#### WHAT IS EXPECTED
Which lines hold the string "JSON"? Copy every one of them.

Extracted data entries:
.....

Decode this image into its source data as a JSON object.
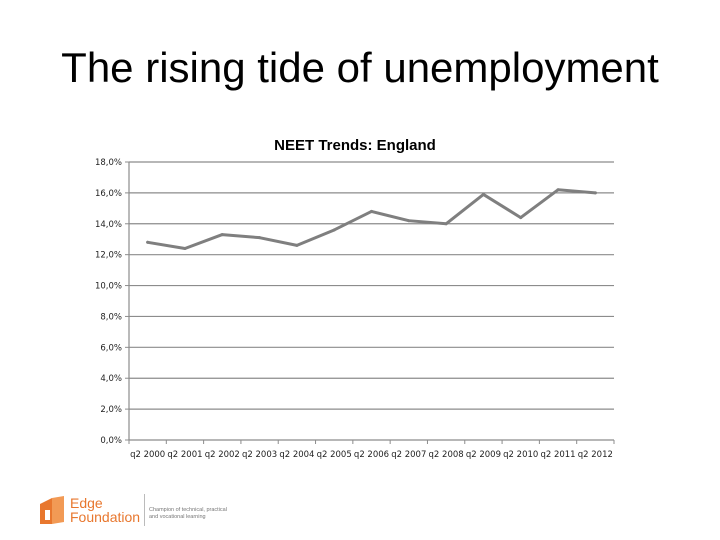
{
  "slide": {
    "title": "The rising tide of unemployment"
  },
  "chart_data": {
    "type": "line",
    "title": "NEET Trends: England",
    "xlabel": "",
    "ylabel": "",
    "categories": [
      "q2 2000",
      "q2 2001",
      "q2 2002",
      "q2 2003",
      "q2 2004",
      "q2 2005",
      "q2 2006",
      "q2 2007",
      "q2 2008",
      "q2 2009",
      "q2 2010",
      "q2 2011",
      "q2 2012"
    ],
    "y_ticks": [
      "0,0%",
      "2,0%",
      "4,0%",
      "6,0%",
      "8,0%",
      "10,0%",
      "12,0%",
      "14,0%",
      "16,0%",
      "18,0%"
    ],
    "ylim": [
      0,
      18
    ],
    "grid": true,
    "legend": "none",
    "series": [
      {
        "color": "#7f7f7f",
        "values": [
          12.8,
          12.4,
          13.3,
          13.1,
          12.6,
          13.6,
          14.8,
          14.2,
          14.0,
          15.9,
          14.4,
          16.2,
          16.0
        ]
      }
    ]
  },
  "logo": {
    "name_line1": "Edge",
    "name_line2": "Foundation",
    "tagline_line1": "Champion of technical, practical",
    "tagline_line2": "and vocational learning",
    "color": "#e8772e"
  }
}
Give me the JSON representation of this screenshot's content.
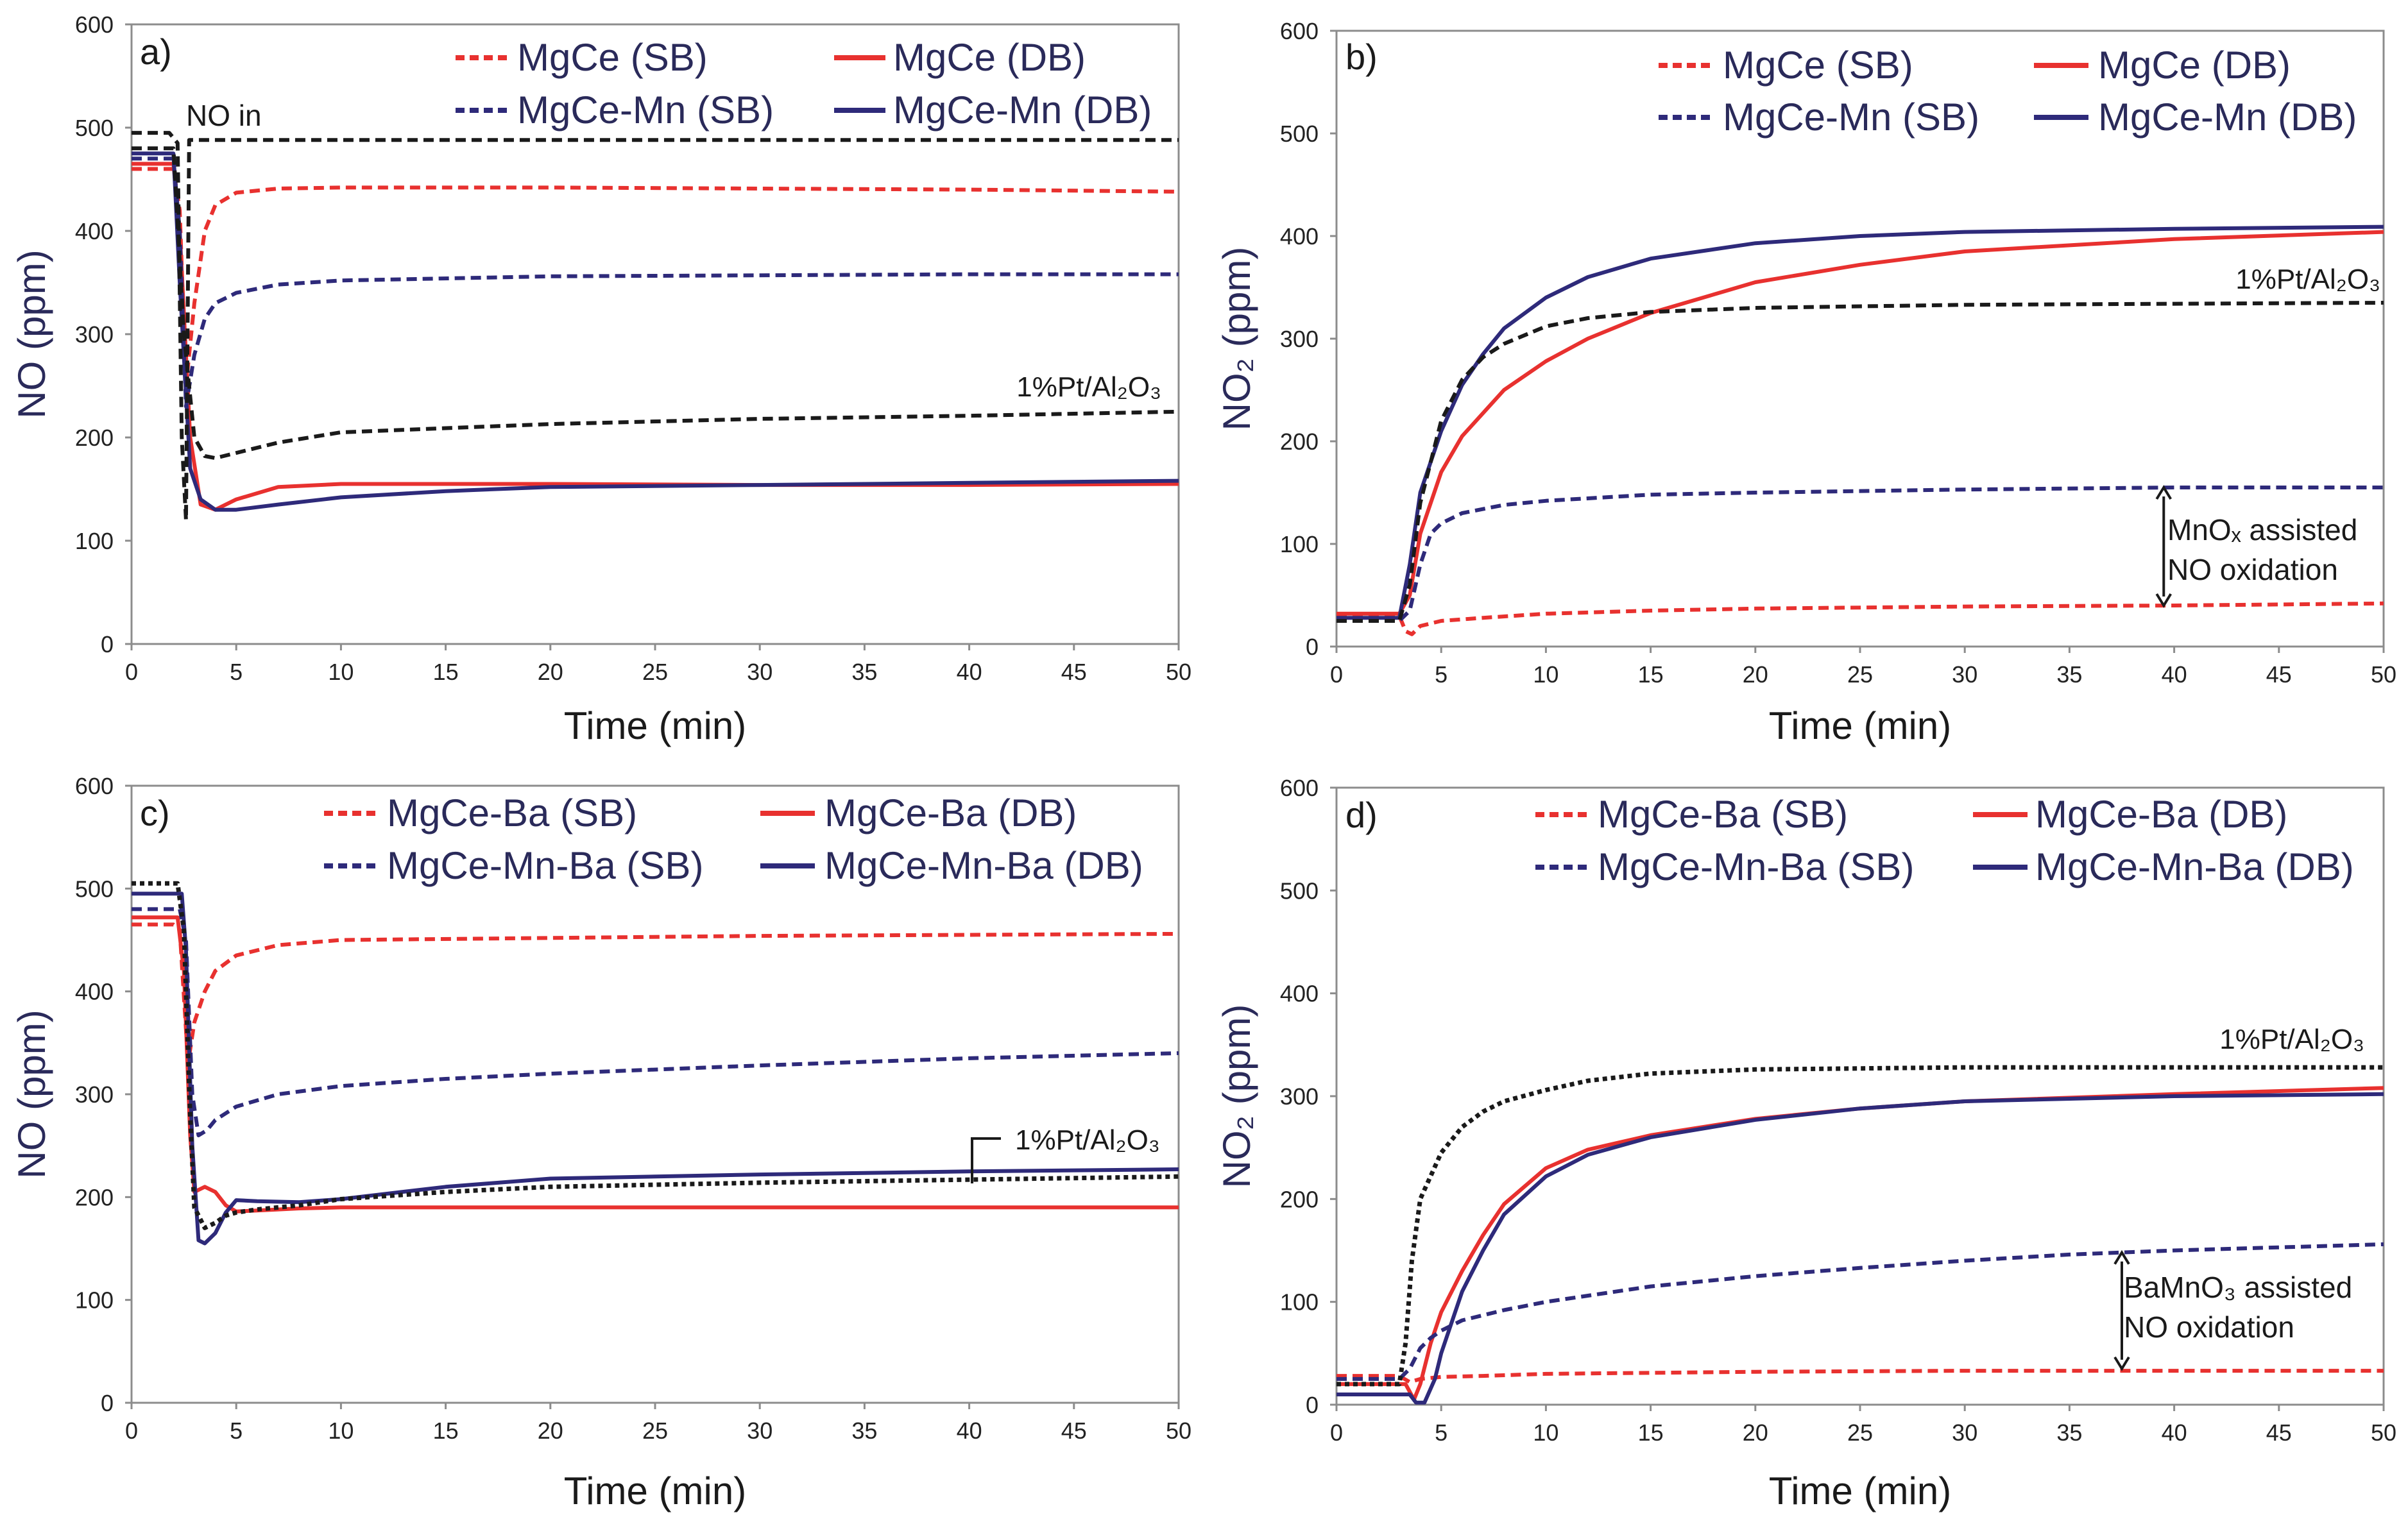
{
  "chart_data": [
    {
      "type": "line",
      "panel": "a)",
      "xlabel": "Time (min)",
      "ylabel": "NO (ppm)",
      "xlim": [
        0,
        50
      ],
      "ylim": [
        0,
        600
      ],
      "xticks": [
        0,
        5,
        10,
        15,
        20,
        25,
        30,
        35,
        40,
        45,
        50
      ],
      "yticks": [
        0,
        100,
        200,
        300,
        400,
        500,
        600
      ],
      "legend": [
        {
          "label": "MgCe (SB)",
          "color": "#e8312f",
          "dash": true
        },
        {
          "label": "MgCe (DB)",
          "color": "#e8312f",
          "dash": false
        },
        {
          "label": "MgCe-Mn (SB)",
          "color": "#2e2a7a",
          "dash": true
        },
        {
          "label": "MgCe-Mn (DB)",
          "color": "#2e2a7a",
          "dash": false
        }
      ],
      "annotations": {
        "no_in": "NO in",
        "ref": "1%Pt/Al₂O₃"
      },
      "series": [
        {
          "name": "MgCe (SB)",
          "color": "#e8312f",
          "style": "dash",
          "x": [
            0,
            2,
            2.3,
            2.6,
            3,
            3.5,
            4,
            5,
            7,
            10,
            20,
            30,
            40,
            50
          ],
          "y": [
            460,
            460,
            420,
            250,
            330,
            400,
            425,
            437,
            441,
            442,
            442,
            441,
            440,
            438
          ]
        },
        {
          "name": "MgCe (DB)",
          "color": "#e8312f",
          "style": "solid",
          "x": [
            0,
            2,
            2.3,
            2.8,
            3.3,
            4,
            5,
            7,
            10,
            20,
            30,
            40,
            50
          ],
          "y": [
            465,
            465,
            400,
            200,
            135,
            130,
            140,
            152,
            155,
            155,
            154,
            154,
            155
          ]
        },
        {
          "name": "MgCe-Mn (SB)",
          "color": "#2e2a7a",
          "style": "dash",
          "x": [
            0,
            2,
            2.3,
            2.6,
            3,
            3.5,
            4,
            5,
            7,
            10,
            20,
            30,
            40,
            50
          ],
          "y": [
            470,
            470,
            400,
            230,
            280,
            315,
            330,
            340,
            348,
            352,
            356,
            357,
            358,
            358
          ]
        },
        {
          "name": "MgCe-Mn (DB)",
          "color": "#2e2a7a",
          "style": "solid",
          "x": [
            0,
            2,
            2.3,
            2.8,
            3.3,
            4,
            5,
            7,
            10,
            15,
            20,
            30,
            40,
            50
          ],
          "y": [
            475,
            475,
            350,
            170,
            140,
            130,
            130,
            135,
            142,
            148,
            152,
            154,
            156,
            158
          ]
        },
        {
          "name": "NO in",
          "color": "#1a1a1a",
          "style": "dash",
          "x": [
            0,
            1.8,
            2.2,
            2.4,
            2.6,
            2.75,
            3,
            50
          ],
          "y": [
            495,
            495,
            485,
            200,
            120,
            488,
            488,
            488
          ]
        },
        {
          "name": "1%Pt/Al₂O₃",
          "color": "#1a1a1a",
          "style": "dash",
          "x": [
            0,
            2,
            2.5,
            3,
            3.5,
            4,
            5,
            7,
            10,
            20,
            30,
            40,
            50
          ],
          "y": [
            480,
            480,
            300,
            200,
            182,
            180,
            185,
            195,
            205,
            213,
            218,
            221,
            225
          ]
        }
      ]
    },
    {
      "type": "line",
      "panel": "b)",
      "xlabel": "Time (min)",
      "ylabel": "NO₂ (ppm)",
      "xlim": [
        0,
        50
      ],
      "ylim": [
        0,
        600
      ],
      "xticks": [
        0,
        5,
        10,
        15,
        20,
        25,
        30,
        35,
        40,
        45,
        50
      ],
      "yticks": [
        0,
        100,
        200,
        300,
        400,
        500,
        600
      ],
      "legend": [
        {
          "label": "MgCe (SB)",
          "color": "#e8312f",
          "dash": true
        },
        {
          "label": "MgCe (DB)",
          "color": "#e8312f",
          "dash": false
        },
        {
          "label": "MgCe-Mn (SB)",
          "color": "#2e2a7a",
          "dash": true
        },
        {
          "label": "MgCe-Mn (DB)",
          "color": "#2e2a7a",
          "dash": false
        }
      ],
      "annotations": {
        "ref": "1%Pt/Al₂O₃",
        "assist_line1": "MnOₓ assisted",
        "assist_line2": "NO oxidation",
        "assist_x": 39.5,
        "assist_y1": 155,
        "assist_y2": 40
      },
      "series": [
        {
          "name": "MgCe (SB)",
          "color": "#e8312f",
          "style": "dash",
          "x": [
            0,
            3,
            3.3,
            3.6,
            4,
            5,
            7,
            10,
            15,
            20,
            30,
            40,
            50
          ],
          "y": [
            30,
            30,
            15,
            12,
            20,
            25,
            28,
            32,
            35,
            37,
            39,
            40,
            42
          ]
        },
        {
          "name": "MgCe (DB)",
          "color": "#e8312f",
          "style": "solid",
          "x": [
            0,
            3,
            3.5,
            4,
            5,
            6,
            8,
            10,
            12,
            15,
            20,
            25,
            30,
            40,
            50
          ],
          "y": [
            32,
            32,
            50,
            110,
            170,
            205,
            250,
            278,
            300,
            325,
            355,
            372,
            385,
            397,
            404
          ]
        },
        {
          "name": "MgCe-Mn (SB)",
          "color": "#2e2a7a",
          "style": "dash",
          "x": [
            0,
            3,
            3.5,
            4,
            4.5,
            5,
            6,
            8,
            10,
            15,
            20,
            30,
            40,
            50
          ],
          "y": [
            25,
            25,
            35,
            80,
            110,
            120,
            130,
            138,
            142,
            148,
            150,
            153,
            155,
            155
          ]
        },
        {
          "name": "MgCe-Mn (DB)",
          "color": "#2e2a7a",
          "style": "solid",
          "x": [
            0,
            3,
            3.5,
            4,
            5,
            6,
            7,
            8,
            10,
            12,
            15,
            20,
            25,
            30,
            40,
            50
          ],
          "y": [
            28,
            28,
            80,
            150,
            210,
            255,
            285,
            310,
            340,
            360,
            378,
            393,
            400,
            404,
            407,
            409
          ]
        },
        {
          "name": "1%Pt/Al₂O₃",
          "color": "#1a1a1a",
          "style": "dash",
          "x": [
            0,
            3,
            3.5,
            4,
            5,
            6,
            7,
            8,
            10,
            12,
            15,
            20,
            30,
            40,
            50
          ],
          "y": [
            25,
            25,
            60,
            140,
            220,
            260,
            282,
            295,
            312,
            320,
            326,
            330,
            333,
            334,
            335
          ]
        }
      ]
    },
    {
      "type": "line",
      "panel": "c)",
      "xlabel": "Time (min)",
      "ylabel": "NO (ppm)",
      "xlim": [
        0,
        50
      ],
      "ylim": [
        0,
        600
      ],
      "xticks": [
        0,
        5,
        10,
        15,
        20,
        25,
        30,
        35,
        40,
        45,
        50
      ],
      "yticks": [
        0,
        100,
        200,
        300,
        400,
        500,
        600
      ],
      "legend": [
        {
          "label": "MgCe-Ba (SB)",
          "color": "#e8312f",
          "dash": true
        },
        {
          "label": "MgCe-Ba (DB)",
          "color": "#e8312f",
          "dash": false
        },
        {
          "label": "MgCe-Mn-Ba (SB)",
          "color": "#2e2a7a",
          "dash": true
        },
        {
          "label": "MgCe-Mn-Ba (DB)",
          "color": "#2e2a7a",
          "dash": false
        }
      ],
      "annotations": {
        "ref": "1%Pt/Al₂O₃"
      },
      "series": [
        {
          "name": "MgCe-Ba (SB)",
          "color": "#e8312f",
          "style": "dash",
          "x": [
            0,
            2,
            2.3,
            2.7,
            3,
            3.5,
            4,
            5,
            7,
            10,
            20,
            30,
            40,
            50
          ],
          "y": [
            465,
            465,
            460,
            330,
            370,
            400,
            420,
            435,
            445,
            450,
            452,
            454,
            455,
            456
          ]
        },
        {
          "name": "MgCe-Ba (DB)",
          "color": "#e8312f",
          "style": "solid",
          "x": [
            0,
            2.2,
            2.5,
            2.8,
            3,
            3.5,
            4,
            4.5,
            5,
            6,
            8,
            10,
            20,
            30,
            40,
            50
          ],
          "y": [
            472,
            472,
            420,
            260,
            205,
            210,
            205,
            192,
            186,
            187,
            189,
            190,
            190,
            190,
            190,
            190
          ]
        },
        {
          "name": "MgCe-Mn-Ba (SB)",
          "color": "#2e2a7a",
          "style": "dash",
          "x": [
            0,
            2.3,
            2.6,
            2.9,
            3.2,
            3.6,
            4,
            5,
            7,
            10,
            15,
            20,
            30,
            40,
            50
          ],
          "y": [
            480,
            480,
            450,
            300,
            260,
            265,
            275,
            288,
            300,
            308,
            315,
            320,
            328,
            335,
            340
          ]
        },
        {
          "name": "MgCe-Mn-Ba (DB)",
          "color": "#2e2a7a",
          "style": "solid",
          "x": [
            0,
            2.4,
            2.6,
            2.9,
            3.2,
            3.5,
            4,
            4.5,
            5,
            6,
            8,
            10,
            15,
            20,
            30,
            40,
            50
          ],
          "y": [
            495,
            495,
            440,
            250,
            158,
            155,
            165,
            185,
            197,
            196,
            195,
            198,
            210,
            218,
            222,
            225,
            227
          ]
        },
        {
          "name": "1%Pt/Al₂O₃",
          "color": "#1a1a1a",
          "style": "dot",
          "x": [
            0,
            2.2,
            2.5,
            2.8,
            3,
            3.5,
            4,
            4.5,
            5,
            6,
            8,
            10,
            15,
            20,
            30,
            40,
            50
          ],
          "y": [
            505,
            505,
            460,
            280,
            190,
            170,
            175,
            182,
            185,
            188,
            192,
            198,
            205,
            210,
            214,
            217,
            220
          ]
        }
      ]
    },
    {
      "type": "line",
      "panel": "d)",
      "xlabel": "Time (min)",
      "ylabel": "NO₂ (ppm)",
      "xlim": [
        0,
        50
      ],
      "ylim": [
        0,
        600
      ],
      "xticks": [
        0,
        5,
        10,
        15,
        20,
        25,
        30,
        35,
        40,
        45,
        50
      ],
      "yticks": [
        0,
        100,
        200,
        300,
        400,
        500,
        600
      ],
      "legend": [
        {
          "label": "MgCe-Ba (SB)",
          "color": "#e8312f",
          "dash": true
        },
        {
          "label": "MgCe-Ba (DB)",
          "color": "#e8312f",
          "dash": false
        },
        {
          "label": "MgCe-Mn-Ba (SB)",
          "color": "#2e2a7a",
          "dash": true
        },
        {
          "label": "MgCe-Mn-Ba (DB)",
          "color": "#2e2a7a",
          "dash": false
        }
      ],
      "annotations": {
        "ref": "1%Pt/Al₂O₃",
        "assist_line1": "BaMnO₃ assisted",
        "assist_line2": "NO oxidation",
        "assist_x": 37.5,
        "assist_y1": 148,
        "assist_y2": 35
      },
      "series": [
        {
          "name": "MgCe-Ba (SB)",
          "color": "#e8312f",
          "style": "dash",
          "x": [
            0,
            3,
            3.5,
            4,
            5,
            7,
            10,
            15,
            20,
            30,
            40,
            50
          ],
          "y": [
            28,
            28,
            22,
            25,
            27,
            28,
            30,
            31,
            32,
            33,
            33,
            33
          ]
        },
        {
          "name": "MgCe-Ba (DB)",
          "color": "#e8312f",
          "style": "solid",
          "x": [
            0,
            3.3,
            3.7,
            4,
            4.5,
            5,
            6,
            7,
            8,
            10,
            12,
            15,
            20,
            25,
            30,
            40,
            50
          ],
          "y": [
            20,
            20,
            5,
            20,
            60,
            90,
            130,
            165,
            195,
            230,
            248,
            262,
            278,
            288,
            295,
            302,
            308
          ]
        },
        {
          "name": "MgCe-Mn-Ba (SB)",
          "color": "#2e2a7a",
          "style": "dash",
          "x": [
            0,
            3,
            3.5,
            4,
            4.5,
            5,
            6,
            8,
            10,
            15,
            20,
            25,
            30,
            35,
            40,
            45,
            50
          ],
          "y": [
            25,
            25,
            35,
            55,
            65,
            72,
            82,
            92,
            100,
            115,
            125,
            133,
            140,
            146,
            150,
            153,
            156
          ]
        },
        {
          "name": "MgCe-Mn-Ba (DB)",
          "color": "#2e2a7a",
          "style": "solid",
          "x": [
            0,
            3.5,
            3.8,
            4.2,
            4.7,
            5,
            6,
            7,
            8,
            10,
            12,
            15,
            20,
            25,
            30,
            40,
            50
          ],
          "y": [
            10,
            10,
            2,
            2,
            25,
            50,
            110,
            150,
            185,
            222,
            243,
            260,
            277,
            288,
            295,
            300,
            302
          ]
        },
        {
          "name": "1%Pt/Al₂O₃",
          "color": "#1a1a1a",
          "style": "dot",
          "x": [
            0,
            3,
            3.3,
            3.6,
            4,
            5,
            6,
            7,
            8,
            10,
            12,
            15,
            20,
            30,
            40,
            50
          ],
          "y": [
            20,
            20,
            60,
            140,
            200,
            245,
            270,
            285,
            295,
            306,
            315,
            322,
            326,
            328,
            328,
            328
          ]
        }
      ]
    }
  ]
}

.....

#### EXERCISE OUTPUT
Decode this image into its source data as a JSON object.
Give me the JSON representation of this screenshot's content.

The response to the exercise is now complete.